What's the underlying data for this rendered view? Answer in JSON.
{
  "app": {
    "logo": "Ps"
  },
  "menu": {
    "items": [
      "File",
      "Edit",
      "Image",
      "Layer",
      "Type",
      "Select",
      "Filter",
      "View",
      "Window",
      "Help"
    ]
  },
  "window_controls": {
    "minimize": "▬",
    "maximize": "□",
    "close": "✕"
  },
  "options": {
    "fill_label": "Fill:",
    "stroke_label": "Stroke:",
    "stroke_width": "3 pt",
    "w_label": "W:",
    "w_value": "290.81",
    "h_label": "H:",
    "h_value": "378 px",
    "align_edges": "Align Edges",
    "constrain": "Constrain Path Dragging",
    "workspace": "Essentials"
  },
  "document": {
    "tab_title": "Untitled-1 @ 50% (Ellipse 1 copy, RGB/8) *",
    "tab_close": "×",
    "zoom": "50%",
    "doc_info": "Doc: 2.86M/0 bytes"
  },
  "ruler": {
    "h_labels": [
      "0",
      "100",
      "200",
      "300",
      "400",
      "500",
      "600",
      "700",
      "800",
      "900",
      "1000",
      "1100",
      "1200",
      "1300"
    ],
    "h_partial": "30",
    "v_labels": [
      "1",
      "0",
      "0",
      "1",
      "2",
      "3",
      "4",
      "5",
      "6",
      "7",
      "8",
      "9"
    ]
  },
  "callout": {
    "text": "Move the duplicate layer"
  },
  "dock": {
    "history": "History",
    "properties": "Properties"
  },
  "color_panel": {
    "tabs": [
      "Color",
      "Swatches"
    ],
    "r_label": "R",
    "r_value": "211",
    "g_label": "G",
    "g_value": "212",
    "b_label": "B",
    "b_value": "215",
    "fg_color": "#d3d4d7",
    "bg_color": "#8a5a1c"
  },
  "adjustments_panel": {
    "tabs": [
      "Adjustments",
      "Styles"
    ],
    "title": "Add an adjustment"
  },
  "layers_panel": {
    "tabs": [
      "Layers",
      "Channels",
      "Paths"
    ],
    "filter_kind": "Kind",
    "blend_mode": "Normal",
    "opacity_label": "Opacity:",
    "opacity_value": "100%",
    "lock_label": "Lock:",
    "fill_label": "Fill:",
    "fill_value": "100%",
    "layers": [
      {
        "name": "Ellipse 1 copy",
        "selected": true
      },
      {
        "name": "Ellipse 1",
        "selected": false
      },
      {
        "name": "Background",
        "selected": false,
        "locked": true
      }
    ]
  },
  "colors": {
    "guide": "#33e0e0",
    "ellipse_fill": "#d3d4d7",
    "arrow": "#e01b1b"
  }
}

################

- **Exercise directions**: Restate all of the entries above precisely.

- **Result of this task**:
What's the underlying data for this rendered view? Answer in JSON.
{
  "app": {
    "logo": "Ps"
  },
  "menu": {
    "items": [
      "File",
      "Edit",
      "Image",
      "Layer",
      "Type",
      "Select",
      "Filter",
      "View",
      "Window",
      "Help"
    ]
  },
  "window_controls": {
    "minimize": "▬",
    "maximize": "□",
    "close": "✕"
  },
  "options": {
    "fill_label": "Fill:",
    "stroke_label": "Stroke:",
    "stroke_width": "3 pt",
    "w_label": "W:",
    "w_value": "290.81",
    "h_label": "H:",
    "h_value": "378 px",
    "align_edges": "Align Edges",
    "constrain": "Constrain Path Dragging",
    "workspace": "Essentials"
  },
  "document": {
    "tab_title": "Untitled-1 @ 50% (Ellipse 1 copy, RGB/8) *",
    "tab_close": "×",
    "zoom": "50%",
    "doc_info": "Doc: 2.86M/0 bytes"
  },
  "ruler": {
    "h_labels": [
      "0",
      "100",
      "200",
      "300",
      "400",
      "500",
      "600",
      "700",
      "800",
      "900",
      "1000",
      "1100",
      "1200",
      "1300"
    ],
    "h_partial": "30",
    "v_labels": [
      "1",
      "0",
      "0",
      "1",
      "2",
      "3",
      "4",
      "5",
      "6",
      "7",
      "8",
      "9"
    ]
  },
  "callout": {
    "text": "Move the duplicate layer"
  },
  "dock": {
    "history": "History",
    "properties": "Properties"
  },
  "color_panel": {
    "tabs": [
      "Color",
      "Swatches"
    ],
    "r_label": "R",
    "r_value": "211",
    "g_label": "G",
    "g_value": "212",
    "b_label": "B",
    "b_value": "215",
    "fg_color": "#d3d4d7",
    "bg_color": "#8a5a1c"
  },
  "adjustments_panel": {
    "tabs": [
      "Adjustments",
      "Styles"
    ],
    "title": "Add an adjustment"
  },
  "layers_panel": {
    "tabs": [
      "Layers",
      "Channels",
      "Paths"
    ],
    "filter_kind": "Kind",
    "blend_mode": "Normal",
    "opacity_label": "Opacity:",
    "opacity_value": "100%",
    "lock_label": "Lock:",
    "fill_label": "Fill:",
    "fill_value": "100%",
    "layers": [
      {
        "name": "Ellipse 1 copy",
        "selected": true
      },
      {
        "name": "Ellipse 1",
        "selected": false
      },
      {
        "name": "Background",
        "selected": false,
        "locked": true
      }
    ]
  },
  "colors": {
    "guide": "#33e0e0",
    "ellipse_fill": "#d3d4d7",
    "arrow": "#e01b1b"
  }
}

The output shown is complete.